The task
Retype the records below exactly as they appear.

Stored data

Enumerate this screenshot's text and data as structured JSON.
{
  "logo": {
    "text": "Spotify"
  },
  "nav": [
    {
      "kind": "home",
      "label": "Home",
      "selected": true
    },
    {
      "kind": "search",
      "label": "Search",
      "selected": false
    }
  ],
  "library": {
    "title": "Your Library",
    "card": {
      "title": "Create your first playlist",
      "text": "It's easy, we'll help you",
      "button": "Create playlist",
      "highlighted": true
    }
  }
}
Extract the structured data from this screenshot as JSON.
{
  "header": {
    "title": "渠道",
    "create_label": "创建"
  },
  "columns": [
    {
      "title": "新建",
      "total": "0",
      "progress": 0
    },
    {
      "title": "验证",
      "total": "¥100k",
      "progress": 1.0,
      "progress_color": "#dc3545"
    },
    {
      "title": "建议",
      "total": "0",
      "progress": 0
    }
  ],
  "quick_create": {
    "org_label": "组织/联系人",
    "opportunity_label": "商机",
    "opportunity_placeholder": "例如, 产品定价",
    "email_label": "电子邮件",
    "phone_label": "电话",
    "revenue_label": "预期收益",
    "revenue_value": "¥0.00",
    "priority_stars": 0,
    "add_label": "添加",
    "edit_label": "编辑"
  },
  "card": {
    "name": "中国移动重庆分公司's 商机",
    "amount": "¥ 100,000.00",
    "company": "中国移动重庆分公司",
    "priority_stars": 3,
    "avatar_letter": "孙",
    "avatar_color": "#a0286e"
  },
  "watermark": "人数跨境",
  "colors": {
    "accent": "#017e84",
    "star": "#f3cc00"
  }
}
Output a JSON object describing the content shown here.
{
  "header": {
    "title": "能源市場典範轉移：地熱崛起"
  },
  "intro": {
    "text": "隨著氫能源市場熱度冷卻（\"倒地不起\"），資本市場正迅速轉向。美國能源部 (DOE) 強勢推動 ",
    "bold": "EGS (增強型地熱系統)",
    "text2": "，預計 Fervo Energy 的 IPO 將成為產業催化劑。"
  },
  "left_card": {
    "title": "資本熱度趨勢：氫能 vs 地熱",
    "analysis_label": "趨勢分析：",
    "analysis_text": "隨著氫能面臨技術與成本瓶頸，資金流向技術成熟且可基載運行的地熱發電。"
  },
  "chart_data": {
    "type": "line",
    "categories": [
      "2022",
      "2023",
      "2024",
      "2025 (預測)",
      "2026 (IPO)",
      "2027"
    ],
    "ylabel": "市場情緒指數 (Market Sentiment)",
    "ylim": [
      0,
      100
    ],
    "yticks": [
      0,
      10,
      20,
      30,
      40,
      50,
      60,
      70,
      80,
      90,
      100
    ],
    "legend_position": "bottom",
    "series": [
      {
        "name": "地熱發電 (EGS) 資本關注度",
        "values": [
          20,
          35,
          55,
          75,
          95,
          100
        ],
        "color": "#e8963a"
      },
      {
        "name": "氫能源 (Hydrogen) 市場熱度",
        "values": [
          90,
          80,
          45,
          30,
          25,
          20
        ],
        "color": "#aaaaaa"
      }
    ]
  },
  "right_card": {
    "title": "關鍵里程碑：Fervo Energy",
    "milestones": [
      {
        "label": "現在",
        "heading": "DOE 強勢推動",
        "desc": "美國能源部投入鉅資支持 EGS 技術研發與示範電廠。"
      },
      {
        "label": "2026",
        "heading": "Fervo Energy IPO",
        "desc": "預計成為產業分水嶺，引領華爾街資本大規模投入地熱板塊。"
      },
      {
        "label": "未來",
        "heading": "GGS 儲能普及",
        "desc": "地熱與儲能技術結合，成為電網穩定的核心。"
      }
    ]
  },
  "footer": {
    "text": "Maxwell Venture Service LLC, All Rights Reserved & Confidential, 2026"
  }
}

Task result
Enumerate this screenshot's text and data as structured JSON.
{
  "logo": {
    "text": "Spotify"
  },
  "nav": [
    {
      "kind": "home",
      "label": "Home",
      "selected": true
    },
    {
      "kind": "search",
      "label": "Search",
      "selected": false
    }
  ],
  "library": {
    "title": "Your Library",
    "card": {
      "title": "Create your first playlist",
      "text": "It's easy, we'll help you",
      "button": "Create playlist",
      "highlighted": true
    }
  }
}
Extract the structured data from this screenshot as JSON.
{
  "header": {
    "title": "渠道",
    "create_label": "创建"
  },
  "columns": [
    {
      "title": "新建",
      "total": "0",
      "progress": 0
    },
    {
      "title": "验证",
      "total": "¥100k",
      "progress": 1.0,
      "progress_color": "#dc3545"
    },
    {
      "title": "建议",
      "total": "0",
      "progress": 0
    }
  ],
  "quick_create": {
    "org_label": "组织/联系人",
    "opportunity_label": "商机",
    "opportunity_placeholder": "例如, 产品定价",
    "email_label": "电子邮件",
    "phone_label": "电话",
    "revenue_label": "预期收益",
    "revenue_value": "¥0.00",
    "priority_stars": 0,
    "add_label": "添加",
    "edit_label": "编辑"
  },
  "card": {
    "name": "中国移动重庆分公司's 商机",
    "amount": "¥ 100,000.00",
    "company": "中国移动重庆分公司",
    "priority_stars": 3,
    "avatar_letter": "孙",
    "avatar_color": "#a0286e"
  },
  "watermark": "人数跨境",
  "colors": {
    "accent": "#017e84",
    "star": "#f3cc00"
  }
}
Output a JSON object describing the content shown here.
{
  "header": {
    "title": "能源市場典範轉移：地熱崛起"
  },
  "intro": {
    "text": "隨著氫能源市場熱度冷卻（\"倒地不起\"），資本市場正迅速轉向。美國能源部 (DOE) 強勢推動 ",
    "bold": "EGS (增強型地熱系統)",
    "text2": "，預計 Fervo Energy 的 IPO 將成為產業催化劑。"
  },
  "left_card": {
    "title": "資本熱度趨勢：氫能 vs 地熱",
    "analysis_label": "趨勢分析：",
    "analysis_text": "隨著氫能面臨技術與成本瓶頸，資金流向技術成熟且可基載運行的地熱發電。"
  },
  "chart_data": {
    "type": "line",
    "categories": [
      "2022",
      "2023",
      "2024",
      "2025 (預測)",
      "2026 (IPO)",
      "2027"
    ],
    "ylabel": "市場情緒指數 (Market Sentiment)",
    "ylim": [
      0,
      100
    ],
    "yticks": [
      0,
      10,
      20,
      30,
      40,
      50,
      60,
      70,
      80,
      90,
      100
    ],
    "legend_position": "bottom",
    "series": [
      {
        "name": "地熱發電 (EGS) 資本關注度",
        "values": [
          20,
          35,
          55,
          75,
          95,
          100
        ],
        "color": "#e8963a"
      },
      {
        "name": "氫能源 (Hydrogen) 市場熱度",
        "values": [
          90,
          80,
          45,
          30,
          25,
          20
        ],
        "color": "#aaaaaa"
      }
    ]
  },
  "right_card": {
    "title": "關鍵里程碑：Fervo Energy",
    "milestones": [
      {
        "label": "現在",
        "heading": "DOE 強勢推動",
        "desc": "美國能源部投入鉅資支持 EGS 技術研發與示範電廠。"
      },
      {
        "label": "2026",
        "heading": "Fervo Energy IPO",
        "desc": "預計成為產業分水嶺，引領華爾街資本大規模投入地熱板塊。"
      },
      {
        "label": "未來",
        "heading": "GGS 儲能普及",
        "desc": "地熱與儲能技術結合，成為電網穩定的核心。"
      }
    ]
  },
  "footer": {
    "text": "Maxwell Venture Service LLC, All Rights Reserved & Confidential, 2026"
  }
}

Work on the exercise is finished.